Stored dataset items
----------

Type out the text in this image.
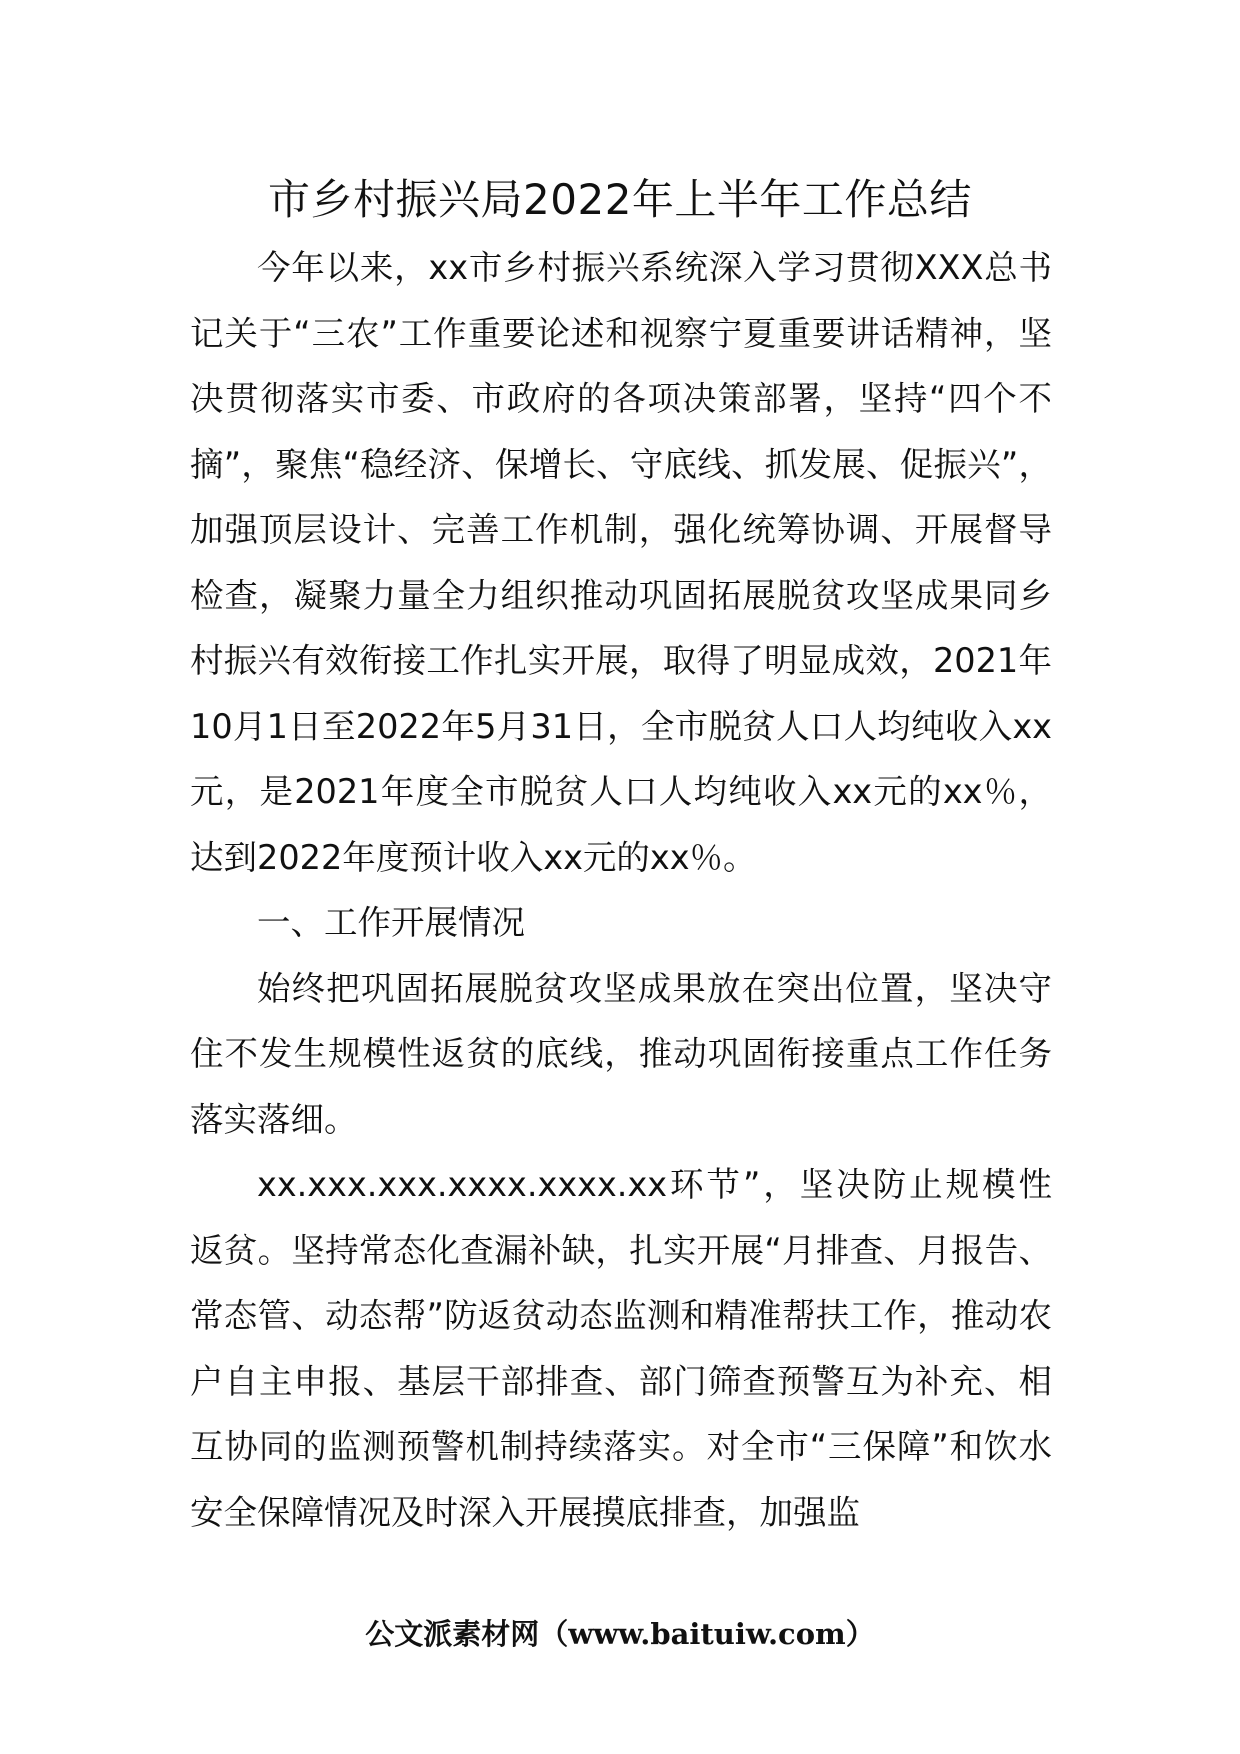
市乡村振兴局2022年上半年工作总结

今年以来，xx市乡村振兴系统深入学习贯彻XXX总书记关于“三农”工作重要论述和视察宁夏重要讲话精神，坚决贯彻落实市委、市政府的各项决策部署，坚持“四个不摘”，聚焦“稳经济、保增长、守底线、抓发展、促振兴”，加强顶层设计、完善工作机制，强化统筹协调、开展督导检查，凝聚力量全力组织推动巩固拓展脱贫攻坚成果同乡村振兴有效衔接工作扎实开展，取得了明显成效，2021年10月1日至2022年5月31日，全市脱贫人口人均纯收入xx元，是2021年度全市脱贫人口人均纯收入xx元的xx％，达到2022年度预计收入xx元的xx％。

一、工作开展情况

始终把巩固拓展脱贫攻坚成果放在突出位置，坚决守住不发生规模性返贫的底线，推动巩固衔接重点工作任务落实落细。

xx.xxx.xxx.xxxx.xxxx.xx环节”，坚决防止规模性返贫。坚持常态化查漏补缺，扎实开展“月排查、月报告、常态管、动态帮”防返贫动态监测和精准帮扶工作，推动农户自主申报、基层干部排查、部门筛查预警互为补充、相互协同的监测预警机制持续落实。对全市“三保障”和饮水安全保障情况及时深入开展摸底排查，加强监

公文派素材网（www.baituiw.com）
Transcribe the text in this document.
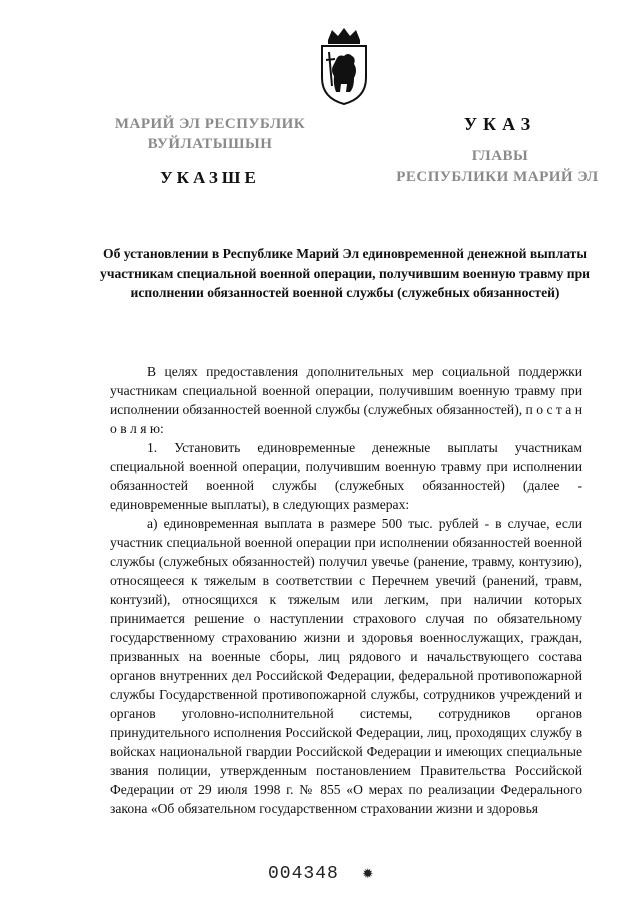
МАРИЙ ЭЛ РЕСПУБЛИК
ВУЙЛАТЫШЫН
УКАЗШЕ
УКАЗ
ГЛАВЫ
РЕСПУБЛИКИ МАРИЙ ЭЛ
Об установлении в Республике Марий Эл единовременной денежной выплаты участникам специальной военной операции, получившим военную травму при исполнении обязанностей военной службы (служебных обязанностей)

В целях предоставления дополнительных мер социальной поддержки участникам специальной военной операции, получившим военную травму при исполнении обязанностей военной службы (служебных обязанностей), п о с т а н о в л я ю:

1. Установить единовременные денежные выплаты участникам специальной военной операции, получившим военную травму при исполнении обязанностей военной службы (служебных обязанностей) (далее - единовременные выплаты), в следующих размерах:

а) единовременная выплата в размере 500 тыс. рублей - в случае, если участник специальной военной операции при исполнении обязанностей военной службы (служебных обязанностей) получил увечье (ранение, травму, контузию), относящееся к тяжелым в соответствии с Перечнем увечий (ранений, травм, контузий), относящихся к тяжелым или легким, при наличии которых принимается решение о наступлении страхового случая по обязательному государственному страхованию жизни и здоровья военнослужащих, граждан, призванных на военные сборы, лиц рядового и начальствующего состава органов внутренних дел Российской Федерации, федеральной противопожарной службы Государственной противопожарной службы, сотрудников учреждений и органов уголовно-исполнительной системы, сотрудников органов принудительного исполнения Российской Федерации, лиц, проходящих службу в войсках национальной гвардии Российской Федерации и имеющих специальные звания полиции, утвержденным постановлением Правительства Российской Федерации от 29 июля 1998 г. № 855 «О мерах по реализации Федерального закона «Об обязательном государственном страховании жизни и здоровья

004348  ✹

----------

WHAT YOU HAVE TO DO
Transcribe the full listing above exactly, with the images removed.

CORRECT RESPONSE
Type out the text in this image.
市乡村振兴局2022年上半年工作总结

今年以来，xx市乡村振兴系统深入学习贯彻XXX总书记关于“三农”工作重要论述和视察宁夏重要讲话精神，坚决贯彻落实市委、市政府的各项决策部署，坚持“四个不摘”，聚焦“稳经济、保增长、守底线、抓发展、促振兴”，加强顶层设计、完善工作机制，强化统筹协调、开展督导检查，凝聚力量全力组织推动巩固拓展脱贫攻坚成果同乡村振兴有效衔接工作扎实开展，取得了明显成效，2021年10月1日至2022年5月31日，全市脱贫人口人均纯收入xx元，是2021年度全市脱贫人口人均纯收入xx元的xx％，达到2022年度预计收入xx元的xx％。

一、工作开展情况

始终把巩固拓展脱贫攻坚成果放在突出位置，坚决守住不发生规模性返贫的底线，推动巩固衔接重点工作任务落实落细。

xx.xxx.xxx.xxxx.xxxx.xx环节”，坚决防止规模性返贫。坚持常态化查漏补缺，扎实开展“月排查、月报告、常态管、动态帮”防返贫动态监测和精准帮扶工作，推动农户自主申报、基层干部排查、部门筛查预警互为补充、相互协同的监测预警机制持续落实。对全市“三保障”和饮水安全保障情况及时深入开展摸底排查，加强监

公文派素材网（www.baituiw.com）
Transcribe the text in this document.
МАРИЙ ЭЛ РЕСПУБЛИК
ВУЙЛАТЫШЫН
УКАЗШЕ
УКАЗ
ГЛАВЫ
РЕСПУБЛИКИ МАРИЙ ЭЛ
Об установлении в Республике Марий Эл единовременной денежной выплаты участникам специальной военной операции, получившим военную травму при исполнении обязанностей военной службы (служебных обязанностей)

В целях предоставления дополнительных мер социальной поддержки участникам специальной военной операции, получившим военную травму при исполнении обязанностей военной службы (служебных обязанностей), п о с т а н о в л я ю:

1. Установить единовременные денежные выплаты участникам специальной военной операции, получившим военную травму при исполнении обязанностей военной службы (служебных обязанностей) (далее - единовременные выплаты), в следующих размерах:

а) единовременная выплата в размере 500 тыс. рублей - в случае, если участник специальной военной операции при исполнении обязанностей военной службы (служебных обязанностей) получил увечье (ранение, травму, контузию), относящееся к тяжелым в соответствии с Перечнем увечий (ранений, травм, контузий), относящихся к тяжелым или легким, при наличии которых принимается решение о наступлении страхового случая по обязательному государственному страхованию жизни и здоровья военнослужащих, граждан, призванных на военные сборы, лиц рядового и начальствующего состава органов внутренних дел Российской Федерации, федеральной противопожарной службы Государственной противопожарной службы, сотрудников учреждений и органов уголовно-исполнительной системы, сотрудников органов принудительного исполнения Российской Федерации, лиц, проходящих службу в войсках национальной гвардии Российской Федерации и имеющих специальные звания полиции, утвержденным постановлением Правительства Российской Федерации от 29 июля 1998 г. № 855 «О мерах по реализации Федерального закона «Об обязательном государственном страховании жизни и здоровья

004348  ✹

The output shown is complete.